Find the string "hexane" in the listing and report every line that has it.

DATA FOR PROCESSING:
====================
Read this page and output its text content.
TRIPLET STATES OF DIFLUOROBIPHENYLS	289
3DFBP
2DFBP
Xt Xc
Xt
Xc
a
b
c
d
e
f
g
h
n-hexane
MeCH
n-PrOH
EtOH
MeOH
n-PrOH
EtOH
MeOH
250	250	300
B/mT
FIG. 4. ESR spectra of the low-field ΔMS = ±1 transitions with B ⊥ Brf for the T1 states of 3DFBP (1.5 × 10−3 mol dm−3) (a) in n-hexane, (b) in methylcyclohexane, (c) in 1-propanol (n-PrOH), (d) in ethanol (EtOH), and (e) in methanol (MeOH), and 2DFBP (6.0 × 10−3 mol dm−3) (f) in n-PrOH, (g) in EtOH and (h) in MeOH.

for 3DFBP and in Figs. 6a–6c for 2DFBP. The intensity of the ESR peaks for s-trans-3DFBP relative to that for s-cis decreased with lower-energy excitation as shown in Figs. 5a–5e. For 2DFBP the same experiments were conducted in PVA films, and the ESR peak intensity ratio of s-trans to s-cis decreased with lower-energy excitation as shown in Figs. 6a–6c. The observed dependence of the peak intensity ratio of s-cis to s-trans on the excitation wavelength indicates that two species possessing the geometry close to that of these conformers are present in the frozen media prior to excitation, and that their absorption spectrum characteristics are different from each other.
====================
EXERCISE RESULT:
n-hexane
FIG. 4. ESR spectra of the low-field ΔMS = ±1 transitions with B ⊥ Brf for the T1 states of 3DFBP (1.5 × 10−3 mol dm−3) (a) in n-hexane, (b) in methylcyclohexane, (c) in 1-propanol (n-PrOH), (d) in ethanol (EtOH), and (e) in methanol (MeOH), and 2DFBP (6.0 × 10−3 mol dm−3) (f) in n-PrOH, (g) in EtOH and (h) in MeOH.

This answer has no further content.